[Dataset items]

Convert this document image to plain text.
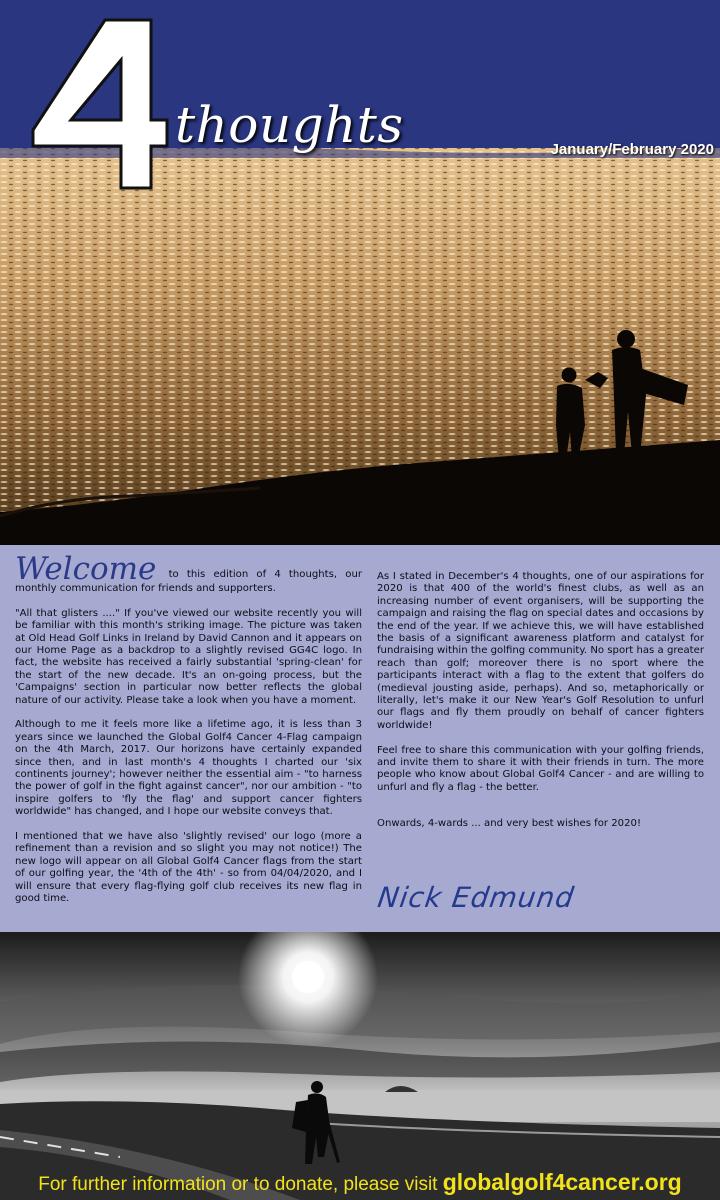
thoughts	January/February 2020

Welcome to this edition of 4 thoughts, our monthly communication for friends and supporters.

"All that glisters ...." If you've viewed our website recently you will be familiar with this month's striking image. The picture was taken at Old Head Golf Links in Ireland by David Cannon and it appears on our Home Page as a backdrop to a slightly revised GG4C logo. In fact, the website has received a fairly substantial 'spring-clean' for the start of the new decade. It's an on-going process, but the 'Campaigns' section in particular now better reflects the global nature of our activity. Please take a look when you have a moment.

Although to me it feels more like a lifetime ago, it is less than 3 years since we launched the Global Golf4 Cancer 4-Flag campaign on the 4th March, 2017. Our horizons have certainly expanded since then, and in last month's 4 thoughts I charted our 'six continents journey'; however neither the essential aim - "to harness the power of golf in the fight against cancer", nor our ambition - "to inspire golfers to 'fly the flag' and support cancer fighters worldwide" has changed, and I hope our website conveys that.

I mentioned that we have also 'slightly revised' our logo (more a refinement than a revision and so slight you may not notice!) The new logo will appear on all Global Golf4 Cancer flags from the start of our golfing year, the '4th of the 4th' - so from 04/04/2020, and I will ensure that every flag-flying golf club receives its new flag in good time.

As I stated in December's 4 thoughts, one of our aspirations for 2020 is that 400 of the world's finest clubs, as well as an increasing number of event organisers, will be supporting the campaign and raising the flag on special dates and occasions by the end of the year. If we achieve this, we will have established the basis of a significant awareness platform and catalyst for fundraising within the golfing community. No sport has a greater reach than golf; moreover there is no sport where the participants interact with a flag to the extent that golfers do (medieval jousting aside, perhaps). And so, metaphorically or literally, let's make it our New Year's Golf Resolution to unfurl our flags and fly them proudly on behalf of cancer fighters worldwide!

Feel free to share this communication with your golfing friends, and invite them to share it with their friends in turn. The more people who know about Global Golf4 Cancer - and are willing to unfurl and fly a flag - the better.

Onwards, 4-wards ... and very best wishes for 2020!

Nick Edmund
For further information or to donate, please visit globalgolf4cancer.org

Objective → Search the records for the word "communication" and copy every line where it occurs.

Solution to this exercise →
Welcome to this edition of 4 thoughts, our monthly communication for friends and supporters.
Feel free to share this communication with your golfing friends, and invite them to share it with their friends in turn. The more people who know about Global Golf4 Cancer - and are willing to unfurl and fly a flag - the better.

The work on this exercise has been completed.